Layout element listing:
──────

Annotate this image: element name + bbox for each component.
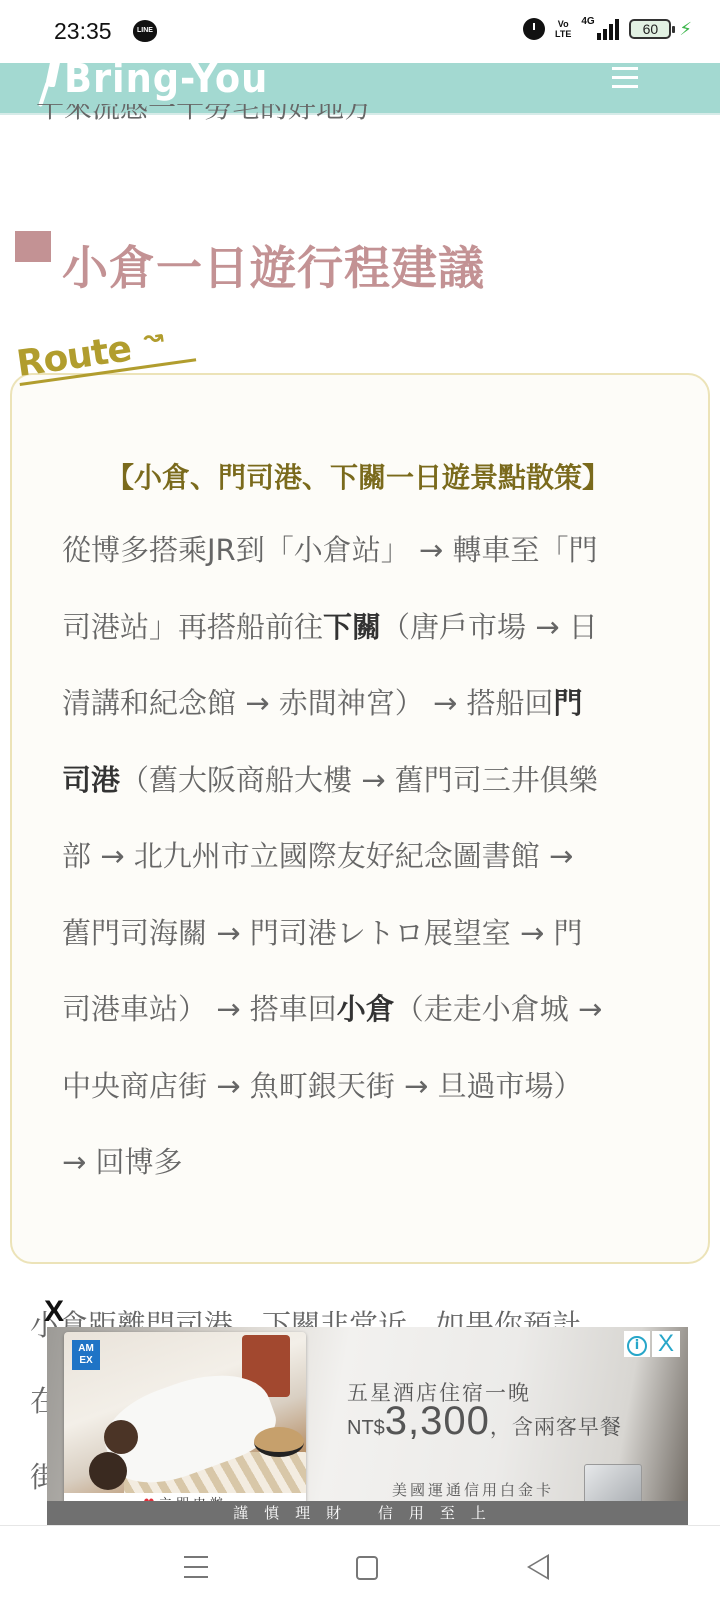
status-time: 23:35 [54,18,112,45]
route-line: 清講和紀念館 → 赤間神宮） → 搭船回門 [62,665,682,742]
volte-top: Vo [558,19,569,29]
signal-bar [603,29,607,40]
menu-lines-icon [184,1556,208,1558]
signal-bar [609,24,613,40]
volte-bottom: LTE [555,29,571,39]
battery-icon: 60 [629,19,671,39]
amex-logo-line: AM [78,1343,94,1354]
amex-logo-icon: AMEX [72,1340,100,1370]
route-description: 從博多搭乘JR到「小倉站」 → 轉車至「門司港站」再搭船前往下關（唐戶市場 → … [62,512,682,1201]
volte-icon: VoLTE [555,19,571,39]
route-line: 司港站」再搭船前往下關（唐戶市場 → 日 [62,589,682,666]
back-button[interactable] [527,1554,549,1580]
hamburger-menu-button[interactable] [612,67,638,93]
status-bar: 23:35 LINE VoLTE 4G 60 ⚡ [0,0,720,63]
route-highlight: 小倉 [337,992,395,1026]
recents-menu-button[interactable] [184,1556,208,1586]
signal-bar [615,19,619,40]
route-line: 從博多搭乘JR到「小倉站」 → 轉車至「門 [62,512,682,589]
menu-lines-icon [184,1566,208,1568]
ad-price-suffix: ，含兩客早餐 [490,1415,622,1439]
route-text: 從博多搭乘JR到「小倉站」 → 轉車至「門 [62,533,597,567]
signal-icon: 4G [581,18,619,40]
route-line: → 回博多 [62,1124,682,1201]
ad-photo-hat [254,1427,304,1457]
ad-currency: NT$ [347,1417,385,1439]
route-line: 舊門司海關 → 門司港レトロ展望室 → 門 [62,895,682,972]
ad-photo[interactable]: AMEX ♥立即申辦 [64,1332,306,1517]
route-text: → 回博多 [62,1145,183,1179]
route-text: 司港站」再搭船前往 [62,610,323,644]
route-line: 部 → 北九州市立國際友好紀念圖書館 → [62,818,682,895]
section-title: 小倉一日遊行程建議 [62,232,485,298]
ad-price: NT$3,300，含兩客早餐 [347,1399,622,1444]
runner-logo-icon [42,57,64,107]
route-highlight: 司港 [62,763,120,797]
route-line: 司港（舊大阪商船大樓 → 舊門司三井俱樂 [62,742,682,819]
status-icons: VoLTE 4G 60 ⚡ [523,18,692,40]
line-notification-icon: LINE [133,20,157,42]
route-text: （走走小倉城 → [395,992,603,1026]
hamburger-icon [612,85,638,88]
ad-disclaimer: 謹慎理財 信用至上 [47,1501,688,1525]
squiggle-arrow-icon: ↝ [141,322,165,353]
route-text: 部 → 北九州市立國際友好紀念圖書館 → [62,839,573,873]
heading-square-icon [15,231,51,262]
logo-text: Bring-You [64,57,268,101]
route-line: 司港車站） → 搭車回小倉（走走小倉城 → [62,971,682,1048]
home-button[interactable] [356,1556,378,1580]
hamburger-icon [612,67,638,70]
credit-card-image [584,1464,642,1504]
route-text: （唐戶市場 → 日 [381,610,598,644]
route-line: 中央商店街 → 魚町銀天街 → 旦過市場） [62,1048,682,1125]
signal-bar [597,33,601,40]
ad-photo-head [104,1420,138,1454]
route-highlight: 下關 [323,610,381,644]
route-text: 司港車站） → 搭車回 [62,992,337,1026]
ad-banner[interactable]: AMEX ♥立即申辦 五星酒店住宿一晚 NT$3,300，含兩客早餐 美國運通信… [47,1327,688,1525]
system-nav-bar [0,1525,720,1612]
route-text: 清講和紀念館 → 赤間神宮） → 搭船回 [62,686,553,720]
ad-info-button[interactable]: i [624,1331,650,1357]
network-type: 4G [581,16,594,27]
ad-photo-head [89,1452,127,1490]
alarm-icon [523,18,545,40]
hamburger-icon [612,76,638,79]
route-text: （舊大阪商船大樓 → 舊門司三井俱樂 [120,763,598,797]
ad-close-button[interactable]: X [652,1331,680,1357]
route-subtitle: 【小倉、門司港、下關一日遊景點散策】 [38,456,678,496]
ad-card-name: 美國運通信用白金卡 [392,1479,554,1500]
route-text: 舊門司海關 → 門司港レトロ展望室 → 門 [62,916,582,950]
amex-logo-line: EX [79,1355,92,1366]
menu-lines-icon [184,1576,208,1578]
charging-icon: ⚡ [679,19,692,40]
site-logo[interactable]: Bring-You [42,57,286,107]
route-highlight: 門 [553,686,582,720]
scrolled-paragraph-fragment: 十來流感一十勞宅的好地方 [36,104,372,122]
route-text: 中央商店街 → 魚町銀天街 → 旦過市場） [62,1069,582,1103]
ad-dismiss-x-button[interactable]: X [44,1297,64,1327]
info-icon: i [627,1336,647,1356]
ad-amount: 3,300 [385,1399,490,1443]
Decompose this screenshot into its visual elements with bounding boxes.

──────

Give, as a numbered list with blank lines omitted, every line of the listing from the one containing "status-time: 23:35 [54,18,112,45]" down to the one containing "amex-logo-icon: AMEX [72,1340,100,1370]".

1. status-time: 23:35 [54,18,112,45]
2. route-line: 清講和紀念館 → 赤間神宮） → 搭船回門 [62,665,682,742]
3. volte-top: Vo [558,19,569,29]
4. signal-bar [603,29,607,40]
5. menu-lines-icon [184,1556,208,1558]
6. signal-bar [609,24,613,40]
7. volte-bottom: LTE [555,29,571,39]
8. battery-icon: 60 [629,19,671,39]
9. amex-logo-line: AM [78,1343,94,1354]
10. amex-logo-icon: AMEX [72,1340,100,1370]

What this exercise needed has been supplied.